BEGIN

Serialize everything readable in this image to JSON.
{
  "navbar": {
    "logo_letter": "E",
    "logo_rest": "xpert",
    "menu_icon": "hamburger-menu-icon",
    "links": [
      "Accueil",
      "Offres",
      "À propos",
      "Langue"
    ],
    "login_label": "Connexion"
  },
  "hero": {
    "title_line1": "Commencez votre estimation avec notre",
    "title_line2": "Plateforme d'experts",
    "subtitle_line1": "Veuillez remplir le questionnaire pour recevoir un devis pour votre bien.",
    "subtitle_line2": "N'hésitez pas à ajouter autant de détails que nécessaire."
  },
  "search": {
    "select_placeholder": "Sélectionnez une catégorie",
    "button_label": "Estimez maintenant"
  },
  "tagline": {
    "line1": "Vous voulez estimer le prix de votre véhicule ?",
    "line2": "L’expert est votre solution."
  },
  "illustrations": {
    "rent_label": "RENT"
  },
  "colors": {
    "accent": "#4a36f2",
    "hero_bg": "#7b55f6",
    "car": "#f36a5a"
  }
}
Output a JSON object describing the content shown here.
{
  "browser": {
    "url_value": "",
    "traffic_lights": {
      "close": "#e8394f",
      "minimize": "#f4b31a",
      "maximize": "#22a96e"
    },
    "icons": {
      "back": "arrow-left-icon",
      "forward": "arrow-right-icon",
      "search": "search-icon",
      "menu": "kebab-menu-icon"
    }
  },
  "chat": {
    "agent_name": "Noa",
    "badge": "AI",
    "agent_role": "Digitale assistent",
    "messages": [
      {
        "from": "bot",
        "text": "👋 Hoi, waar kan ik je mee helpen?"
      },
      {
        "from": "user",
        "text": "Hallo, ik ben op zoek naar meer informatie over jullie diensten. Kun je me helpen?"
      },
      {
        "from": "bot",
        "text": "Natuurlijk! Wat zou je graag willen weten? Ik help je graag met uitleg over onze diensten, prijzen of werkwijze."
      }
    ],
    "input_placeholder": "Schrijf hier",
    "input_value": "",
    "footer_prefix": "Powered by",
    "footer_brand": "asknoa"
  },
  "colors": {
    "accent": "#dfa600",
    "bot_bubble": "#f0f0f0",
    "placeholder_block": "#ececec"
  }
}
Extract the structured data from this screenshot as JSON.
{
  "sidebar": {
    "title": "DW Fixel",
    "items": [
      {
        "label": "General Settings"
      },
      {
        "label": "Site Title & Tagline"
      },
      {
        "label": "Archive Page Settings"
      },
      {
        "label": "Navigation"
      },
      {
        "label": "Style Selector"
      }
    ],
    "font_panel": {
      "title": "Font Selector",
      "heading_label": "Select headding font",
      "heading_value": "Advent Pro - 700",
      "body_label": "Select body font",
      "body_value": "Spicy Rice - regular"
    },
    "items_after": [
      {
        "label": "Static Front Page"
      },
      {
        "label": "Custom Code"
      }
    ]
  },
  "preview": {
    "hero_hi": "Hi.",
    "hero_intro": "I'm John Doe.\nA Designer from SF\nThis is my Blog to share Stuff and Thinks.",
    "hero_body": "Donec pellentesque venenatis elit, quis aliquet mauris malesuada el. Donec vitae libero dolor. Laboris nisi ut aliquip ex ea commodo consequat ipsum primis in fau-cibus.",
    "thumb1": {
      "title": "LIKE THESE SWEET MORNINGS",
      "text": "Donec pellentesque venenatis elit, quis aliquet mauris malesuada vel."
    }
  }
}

END

WHAT IS BEING ASKED => All entries must be repeated verbatim.

SOLUTION TO THE PROBLEM =>
Serialize everything readable in this image to JSON.
{
  "navbar": {
    "logo_letter": "E",
    "logo_rest": "xpert",
    "menu_icon": "hamburger-menu-icon",
    "links": [
      "Accueil",
      "Offres",
      "À propos",
      "Langue"
    ],
    "login_label": "Connexion"
  },
  "hero": {
    "title_line1": "Commencez votre estimation avec notre",
    "title_line2": "Plateforme d'experts",
    "subtitle_line1": "Veuillez remplir le questionnaire pour recevoir un devis pour votre bien.",
    "subtitle_line2": "N'hésitez pas à ajouter autant de détails que nécessaire."
  },
  "search": {
    "select_placeholder": "Sélectionnez une catégorie",
    "button_label": "Estimez maintenant"
  },
  "tagline": {
    "line1": "Vous voulez estimer le prix de votre véhicule ?",
    "line2": "L’expert est votre solution."
  },
  "illustrations": {
    "rent_label": "RENT"
  },
  "colors": {
    "accent": "#4a36f2",
    "hero_bg": "#7b55f6",
    "car": "#f36a5a"
  }
}
Output a JSON object describing the content shown here.
{
  "browser": {
    "url_value": "",
    "traffic_lights": {
      "close": "#e8394f",
      "minimize": "#f4b31a",
      "maximize": "#22a96e"
    },
    "icons": {
      "back": "arrow-left-icon",
      "forward": "arrow-right-icon",
      "search": "search-icon",
      "menu": "kebab-menu-icon"
    }
  },
  "chat": {
    "agent_name": "Noa",
    "badge": "AI",
    "agent_role": "Digitale assistent",
    "messages": [
      {
        "from": "bot",
        "text": "👋 Hoi, waar kan ik je mee helpen?"
      },
      {
        "from": "user",
        "text": "Hallo, ik ben op zoek naar meer informatie over jullie diensten. Kun je me helpen?"
      },
      {
        "from": "bot",
        "text": "Natuurlijk! Wat zou je graag willen weten? Ik help je graag met uitleg over onze diensten, prijzen of werkwijze."
      }
    ],
    "input_placeholder": "Schrijf hier",
    "input_value": "",
    "footer_prefix": "Powered by",
    "footer_brand": "asknoa"
  },
  "colors": {
    "accent": "#dfa600",
    "bot_bubble": "#f0f0f0",
    "placeholder_block": "#ececec"
  }
}
Extract the structured data from this screenshot as JSON.
{
  "sidebar": {
    "title": "DW Fixel",
    "items": [
      {
        "label": "General Settings"
      },
      {
        "label": "Site Title & Tagline"
      },
      {
        "label": "Archive Page Settings"
      },
      {
        "label": "Navigation"
      },
      {
        "label": "Style Selector"
      }
    ],
    "font_panel": {
      "title": "Font Selector",
      "heading_label": "Select headding font",
      "heading_value": "Advent Pro - 700",
      "body_label": "Select body font",
      "body_value": "Spicy Rice - regular"
    },
    "items_after": [
      {
        "label": "Static Front Page"
      },
      {
        "label": "Custom Code"
      }
    ]
  },
  "preview": {
    "hero_hi": "Hi.",
    "hero_intro": "I'm John Doe.\nA Designer from SF\nThis is my Blog to share Stuff and Thinks.",
    "hero_body": "Donec pellentesque venenatis elit, quis aliquet mauris malesuada el. Donec vitae libero dolor. Laboris nisi ut aliquip ex ea commodo consequat ipsum primis in fau-cibus.",
    "thumb1": {
      "title": "LIKE THESE SWEET MORNINGS",
      "text": "Donec pellentesque venenatis elit, quis aliquet mauris malesuada vel."
    }
  }
}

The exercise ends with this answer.